EXERCISE AIM:
Write out the material exactly. Do not include the pictures.

SOURCE MATERIAL:

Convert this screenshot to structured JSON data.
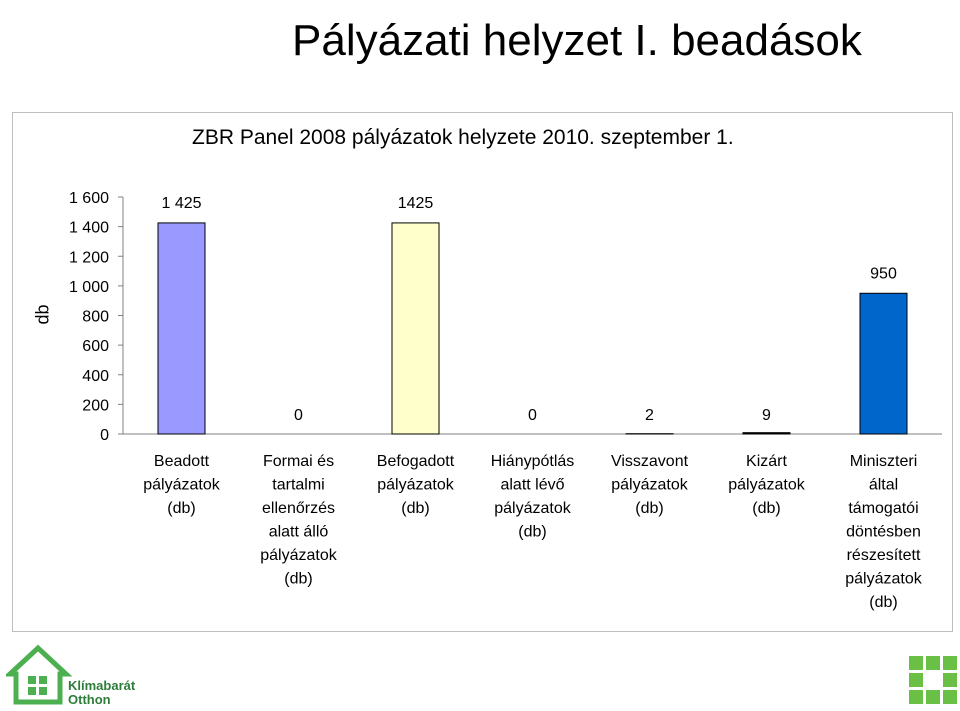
{
  "header": {
    "title": "Pályázati helyzet I. beadások"
  },
  "chart_data": {
    "type": "bar",
    "title": "ZBR Panel 2008 pályázatok helyzete 2010. szeptember 1.",
    "ylabel": "db",
    "xlabel": "",
    "ylim": [
      0,
      1600
    ],
    "yticks": [
      "0",
      "200",
      "400",
      "600",
      "800",
      "1 000",
      "1 200",
      "1 400",
      "1 600"
    ],
    "grid": false,
    "categories": [
      [
        "Beadott",
        "pályázatok",
        "(db)"
      ],
      [
        "Formai és",
        "tartalmi",
        "ellenőrzés",
        "alatt álló",
        "pályázatok",
        "(db)"
      ],
      [
        "Befogadott",
        "pályázatok",
        "(db)"
      ],
      [
        "Hiánypótlás",
        "alatt lévő",
        "pályázatok",
        "(db)"
      ],
      [
        "Visszavont",
        "pályázatok",
        "(db)"
      ],
      [
        "Kizárt",
        "pályázatok",
        "(db)"
      ],
      [
        "Miniszteri",
        "által",
        "támogatói",
        "döntésben",
        "részesített",
        "pályázatok",
        "(db)"
      ]
    ],
    "values": [
      1425,
      0,
      1425,
      0,
      2,
      9,
      950
    ],
    "data_labels": [
      "1 425",
      "0",
      "1425",
      "0",
      "2",
      "9",
      "950"
    ],
    "colors": [
      "#9999ff",
      "#993366",
      "#ffffcc",
      "#ccffff",
      "#660066",
      "#000000",
      "#0066cc"
    ]
  },
  "logos": {
    "left_text": "Klímabarát\nOtthon",
    "left_icon": "house-logo-icon",
    "right_icon": "grid-logo-icon",
    "brand_color": "#4caf50"
  }
}
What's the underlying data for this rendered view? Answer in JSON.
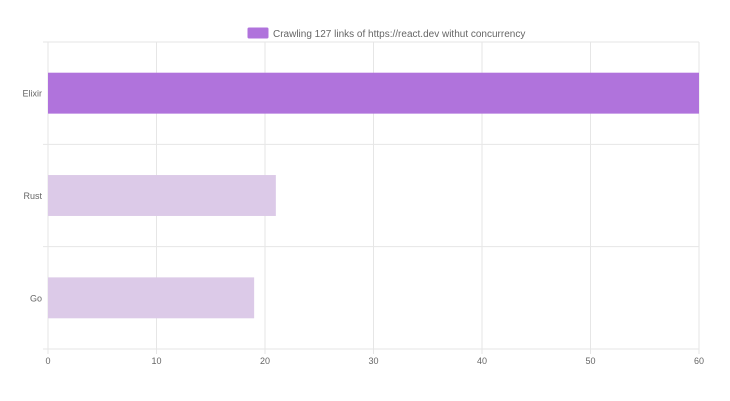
{
  "chart_data": {
    "type": "bar",
    "orientation": "horizontal",
    "categories": [
      "Elixir",
      "Rust",
      "Go"
    ],
    "series": [
      {
        "name": "Crawling 127 links of https://react.dev withut concurrency",
        "values": [
          60,
          21,
          19
        ],
        "colors": [
          "#b073dc",
          "#dccae8",
          "#dccae8"
        ]
      }
    ],
    "xlim": [
      0,
      60
    ],
    "xticks": [
      0,
      10,
      20,
      30,
      40,
      50,
      60
    ],
    "grid": true,
    "legend": "top-center",
    "legend_color": "#b073dc",
    "colors": {
      "grid": "#e6e6e6",
      "text": "#666666"
    }
  }
}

SOLUTION:
Convert this screenshot to structured JSON data.
{
  "header": {
    "title": "Pályázati helyzet I. beadások"
  },
  "chart_data": {
    "type": "bar",
    "title": "ZBR Panel 2008 pályázatok helyzete 2010. szeptember 1.",
    "ylabel": "db",
    "xlabel": "",
    "ylim": [
      0,
      1600
    ],
    "yticks": [
      "0",
      "200",
      "400",
      "600",
      "800",
      "1 000",
      "1 200",
      "1 400",
      "1 600"
    ],
    "grid": false,
    "categories": [
      [
        "Beadott",
        "pályázatok",
        "(db)"
      ],
      [
        "Formai és",
        "tartalmi",
        "ellenőrzés",
        "alatt álló",
        "pályázatok",
        "(db)"
      ],
      [
        "Befogadott",
        "pályázatok",
        "(db)"
      ],
      [
        "Hiánypótlás",
        "alatt lévő",
        "pályázatok",
        "(db)"
      ],
      [
        "Visszavont",
        "pályázatok",
        "(db)"
      ],
      [
        "Kizárt",
        "pályázatok",
        "(db)"
      ],
      [
        "Miniszteri",
        "által",
        "támogatói",
        "döntésben",
        "részesített",
        "pályázatok",
        "(db)"
      ]
    ],
    "values": [
      1425,
      0,
      1425,
      0,
      2,
      9,
      950
    ],
    "data_labels": [
      "1 425",
      "0",
      "1425",
      "0",
      "2",
      "9",
      "950"
    ],
    "colors": [
      "#9999ff",
      "#993366",
      "#ffffcc",
      "#ccffff",
      "#660066",
      "#000000",
      "#0066cc"
    ]
  },
  "logos": {
    "left_text": "Klímabarát\nOtthon",
    "left_icon": "house-logo-icon",
    "right_icon": "grid-logo-icon",
    "brand_color": "#4caf50"
  }
}
What's the underlying data for this rendered view? Answer in JSON.
{
  "chart_data": {
    "type": "bar",
    "orientation": "horizontal",
    "categories": [
      "Elixir",
      "Rust",
      "Go"
    ],
    "series": [
      {
        "name": "Crawling 127 links of https://react.dev withut concurrency",
        "values": [
          60,
          21,
          19
        ],
        "colors": [
          "#b073dc",
          "#dccae8",
          "#dccae8"
        ]
      }
    ],
    "xlim": [
      0,
      60
    ],
    "xticks": [
      0,
      10,
      20,
      30,
      40,
      50,
      60
    ],
    "grid": true,
    "legend": "top-center",
    "legend_color": "#b073dc",
    "colors": {
      "grid": "#e6e6e6",
      "text": "#666666"
    }
  }
}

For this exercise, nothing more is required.